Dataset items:
=-=-=

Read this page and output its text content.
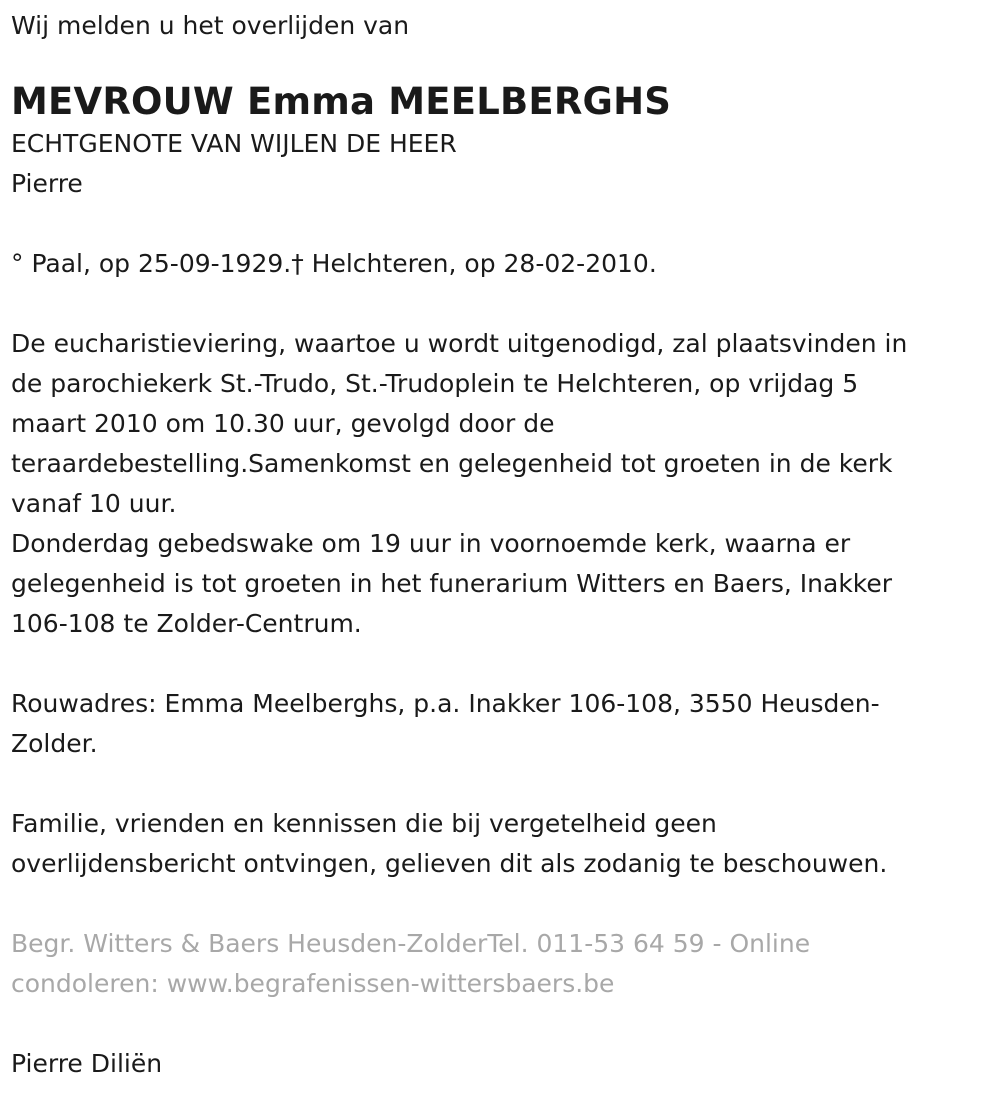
Wij melden u het overlijden van

MEVROUW Emma MEELBERGHS

ECHTGENOTE VAN WIJLEN DE HEER

Pierre

° Paal, op 25-09-1929.† Helchteren, op 28-02-2010.

De eucharistieviering, waartoe u wordt uitgenodigd, zal plaatsvinden in

de parochiekerk St.-Trudo, St.-Trudoplein te Helchteren, op vrijdag 5

maart 2010 om 10.30 uur, gevolgd door de

teraardebestelling.Samenkomst en gelegenheid tot groeten in de kerk

vanaf 10 uur.

Donderdag gebedswake om 19 uur in voornoemde kerk, waarna er

gelegenheid is tot groeten in het funerarium Witters en Baers, Inakker

106-108 te Zolder-Centrum.

Rouwadres: Emma Meelberghs, p.a. Inakker 106-108, 3550 Heusden-

Zolder.

Familie, vrienden en kennissen die bij vergetelheid geen

overlijdensbericht ontvingen, gelieven dit als zodanig te beschouwen.

Begr. Witters & Baers Heusden-ZolderTel. 011-53 64 59 - Online

condoleren: www.begrafenissen-wittersbaers.be

Pierre Diliën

=-=-=

Locate the lines above that contain "gelegenheid" and copy them.

__EXERCISE RESPONSE__
teraardebestelling.Samenkomst en gelegenheid tot groeten in de kerk
gelegenheid is tot groeten in het funerarium Witters en Baers, Inakker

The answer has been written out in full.